• Records from a collection of figures
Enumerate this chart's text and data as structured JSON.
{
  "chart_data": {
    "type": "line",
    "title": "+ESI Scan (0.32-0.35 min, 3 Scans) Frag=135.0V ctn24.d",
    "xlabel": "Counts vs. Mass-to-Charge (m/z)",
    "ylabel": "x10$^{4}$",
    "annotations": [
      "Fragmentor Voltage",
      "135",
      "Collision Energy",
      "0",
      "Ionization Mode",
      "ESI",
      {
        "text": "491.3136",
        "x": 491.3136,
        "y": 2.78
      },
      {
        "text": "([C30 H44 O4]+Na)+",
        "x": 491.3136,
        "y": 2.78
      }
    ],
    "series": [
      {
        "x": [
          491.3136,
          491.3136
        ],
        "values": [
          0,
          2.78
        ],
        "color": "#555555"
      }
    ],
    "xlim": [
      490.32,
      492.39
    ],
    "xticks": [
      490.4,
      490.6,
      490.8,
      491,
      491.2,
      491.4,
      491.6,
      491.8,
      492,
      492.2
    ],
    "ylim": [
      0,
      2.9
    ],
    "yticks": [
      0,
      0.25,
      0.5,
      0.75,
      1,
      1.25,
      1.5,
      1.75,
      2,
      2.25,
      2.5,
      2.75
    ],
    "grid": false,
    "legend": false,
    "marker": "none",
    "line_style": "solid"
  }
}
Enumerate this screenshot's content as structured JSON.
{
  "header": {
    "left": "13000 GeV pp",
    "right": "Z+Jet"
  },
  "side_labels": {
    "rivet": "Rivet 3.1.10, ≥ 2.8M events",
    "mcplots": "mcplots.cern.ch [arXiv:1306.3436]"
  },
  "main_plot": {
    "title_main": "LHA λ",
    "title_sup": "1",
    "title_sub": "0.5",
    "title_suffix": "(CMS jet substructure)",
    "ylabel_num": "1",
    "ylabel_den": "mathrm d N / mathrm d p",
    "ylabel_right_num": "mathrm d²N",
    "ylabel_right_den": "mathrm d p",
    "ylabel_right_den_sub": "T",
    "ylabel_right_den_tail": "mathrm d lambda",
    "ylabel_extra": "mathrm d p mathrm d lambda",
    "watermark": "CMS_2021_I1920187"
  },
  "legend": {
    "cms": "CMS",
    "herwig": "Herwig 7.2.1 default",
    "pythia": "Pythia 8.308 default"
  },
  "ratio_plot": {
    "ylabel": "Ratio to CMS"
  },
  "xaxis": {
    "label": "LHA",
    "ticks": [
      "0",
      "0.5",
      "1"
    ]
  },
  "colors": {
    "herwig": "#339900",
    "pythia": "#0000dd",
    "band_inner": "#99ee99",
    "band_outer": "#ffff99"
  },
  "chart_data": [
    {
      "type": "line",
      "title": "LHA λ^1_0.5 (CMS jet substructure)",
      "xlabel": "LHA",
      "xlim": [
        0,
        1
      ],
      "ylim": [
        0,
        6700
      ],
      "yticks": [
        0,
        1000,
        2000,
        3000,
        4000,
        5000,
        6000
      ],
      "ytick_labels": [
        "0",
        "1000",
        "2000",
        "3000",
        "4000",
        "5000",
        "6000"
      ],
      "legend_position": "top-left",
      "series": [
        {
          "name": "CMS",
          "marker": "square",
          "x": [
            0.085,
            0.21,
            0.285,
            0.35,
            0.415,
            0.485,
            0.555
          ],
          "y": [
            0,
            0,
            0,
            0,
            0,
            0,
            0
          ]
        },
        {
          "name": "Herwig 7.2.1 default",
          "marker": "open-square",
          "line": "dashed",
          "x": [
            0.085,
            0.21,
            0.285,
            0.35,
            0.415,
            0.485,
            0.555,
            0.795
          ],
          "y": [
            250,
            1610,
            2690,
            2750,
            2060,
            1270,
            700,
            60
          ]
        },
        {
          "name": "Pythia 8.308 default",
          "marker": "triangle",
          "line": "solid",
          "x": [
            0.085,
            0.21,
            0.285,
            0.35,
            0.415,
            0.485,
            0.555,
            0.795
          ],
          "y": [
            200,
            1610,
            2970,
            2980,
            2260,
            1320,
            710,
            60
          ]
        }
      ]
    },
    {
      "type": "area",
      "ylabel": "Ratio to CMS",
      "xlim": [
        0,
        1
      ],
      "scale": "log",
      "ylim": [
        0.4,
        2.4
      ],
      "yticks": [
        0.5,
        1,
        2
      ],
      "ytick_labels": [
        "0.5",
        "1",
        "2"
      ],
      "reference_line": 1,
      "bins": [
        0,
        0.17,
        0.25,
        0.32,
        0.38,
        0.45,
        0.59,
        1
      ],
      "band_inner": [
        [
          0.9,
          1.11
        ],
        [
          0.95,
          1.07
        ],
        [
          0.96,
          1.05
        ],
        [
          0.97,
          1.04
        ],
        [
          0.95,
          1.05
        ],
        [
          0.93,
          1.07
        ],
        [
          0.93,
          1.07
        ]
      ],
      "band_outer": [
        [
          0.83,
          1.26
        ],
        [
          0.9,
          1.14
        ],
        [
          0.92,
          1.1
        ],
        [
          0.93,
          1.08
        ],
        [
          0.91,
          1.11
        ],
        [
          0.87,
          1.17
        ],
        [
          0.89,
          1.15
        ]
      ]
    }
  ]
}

• DO THIS
Type the material above out again, exactly.

• ANSWER FOR THE TASK
Enumerate this chart's text and data as structured JSON.
{
  "chart_data": {
    "type": "line",
    "title": "+ESI Scan (0.32-0.35 min, 3 Scans) Frag=135.0V ctn24.d",
    "xlabel": "Counts vs. Mass-to-Charge (m/z)",
    "ylabel": "x10$^{4}$",
    "annotations": [
      "Fragmentor Voltage",
      "135",
      "Collision Energy",
      "0",
      "Ionization Mode",
      "ESI",
      {
        "text": "491.3136",
        "x": 491.3136,
        "y": 2.78
      },
      {
        "text": "([C30 H44 O4]+Na)+",
        "x": 491.3136,
        "y": 2.78
      }
    ],
    "series": [
      {
        "x": [
          491.3136,
          491.3136
        ],
        "values": [
          0,
          2.78
        ],
        "color": "#555555"
      }
    ],
    "xlim": [
      490.32,
      492.39
    ],
    "xticks": [
      490.4,
      490.6,
      490.8,
      491,
      491.2,
      491.4,
      491.6,
      491.8,
      492,
      492.2
    ],
    "ylim": [
      0,
      2.9
    ],
    "yticks": [
      0,
      0.25,
      0.5,
      0.75,
      1,
      1.25,
      1.5,
      1.75,
      2,
      2.25,
      2.5,
      2.75
    ],
    "grid": false,
    "legend": false,
    "marker": "none",
    "line_style": "solid"
  }
}
Enumerate this screenshot's content as structured JSON.
{
  "header": {
    "left": "13000 GeV pp",
    "right": "Z+Jet"
  },
  "side_labels": {
    "rivet": "Rivet 3.1.10, ≥ 2.8M events",
    "mcplots": "mcplots.cern.ch [arXiv:1306.3436]"
  },
  "main_plot": {
    "title_main": "LHA λ",
    "title_sup": "1",
    "title_sub": "0.5",
    "title_suffix": "(CMS jet substructure)",
    "ylabel_num": "1",
    "ylabel_den": "mathrm d N / mathrm d p",
    "ylabel_right_num": "mathrm d²N",
    "ylabel_right_den": "mathrm d p",
    "ylabel_right_den_sub": "T",
    "ylabel_right_den_tail": "mathrm d lambda",
    "ylabel_extra": "mathrm d p mathrm d lambda",
    "watermark": "CMS_2021_I1920187"
  },
  "legend": {
    "cms": "CMS",
    "herwig": "Herwig 7.2.1 default",
    "pythia": "Pythia 8.308 default"
  },
  "ratio_plot": {
    "ylabel": "Ratio to CMS"
  },
  "xaxis": {
    "label": "LHA",
    "ticks": [
      "0",
      "0.5",
      "1"
    ]
  },
  "colors": {
    "herwig": "#339900",
    "pythia": "#0000dd",
    "band_inner": "#99ee99",
    "band_outer": "#ffff99"
  },
  "chart_data": [
    {
      "type": "line",
      "title": "LHA λ^1_0.5 (CMS jet substructure)",
      "xlabel": "LHA",
      "xlim": [
        0,
        1
      ],
      "ylim": [
        0,
        6700
      ],
      "yticks": [
        0,
        1000,
        2000,
        3000,
        4000,
        5000,
        6000
      ],
      "ytick_labels": [
        "0",
        "1000",
        "2000",
        "3000",
        "4000",
        "5000",
        "6000"
      ],
      "legend_position": "top-left",
      "series": [
        {
          "name": "CMS",
          "marker": "square",
          "x": [
            0.085,
            0.21,
            0.285,
            0.35,
            0.415,
            0.485,
            0.555
          ],
          "y": [
            0,
            0,
            0,
            0,
            0,
            0,
            0
          ]
        },
        {
          "name": "Herwig 7.2.1 default",
          "marker": "open-square",
          "line": "dashed",
          "x": [
            0.085,
            0.21,
            0.285,
            0.35,
            0.415,
            0.485,
            0.555,
            0.795
          ],
          "y": [
            250,
            1610,
            2690,
            2750,
            2060,
            1270,
            700,
            60
          ]
        },
        {
          "name": "Pythia 8.308 default",
          "marker": "triangle",
          "line": "solid",
          "x": [
            0.085,
            0.21,
            0.285,
            0.35,
            0.415,
            0.485,
            0.555,
            0.795
          ],
          "y": [
            200,
            1610,
            2970,
            2980,
            2260,
            1320,
            710,
            60
          ]
        }
      ]
    },
    {
      "type": "area",
      "ylabel": "Ratio to CMS",
      "xlim": [
        0,
        1
      ],
      "scale": "log",
      "ylim": [
        0.4,
        2.4
      ],
      "yticks": [
        0.5,
        1,
        2
      ],
      "ytick_labels": [
        "0.5",
        "1",
        "2"
      ],
      "reference_line": 1,
      "bins": [
        0,
        0.17,
        0.25,
        0.32,
        0.38,
        0.45,
        0.59,
        1
      ],
      "band_inner": [
        [
          0.9,
          1.11
        ],
        [
          0.95,
          1.07
        ],
        [
          0.96,
          1.05
        ],
        [
          0.97,
          1.04
        ],
        [
          0.95,
          1.05
        ],
        [
          0.93,
          1.07
        ],
        [
          0.93,
          1.07
        ]
      ],
      "band_outer": [
        [
          0.83,
          1.26
        ],
        [
          0.9,
          1.14
        ],
        [
          0.92,
          1.1
        ],
        [
          0.93,
          1.08
        ],
        [
          0.91,
          1.11
        ],
        [
          0.87,
          1.17
        ],
        [
          0.89,
          1.15
        ]
      ]
    }
  ]
}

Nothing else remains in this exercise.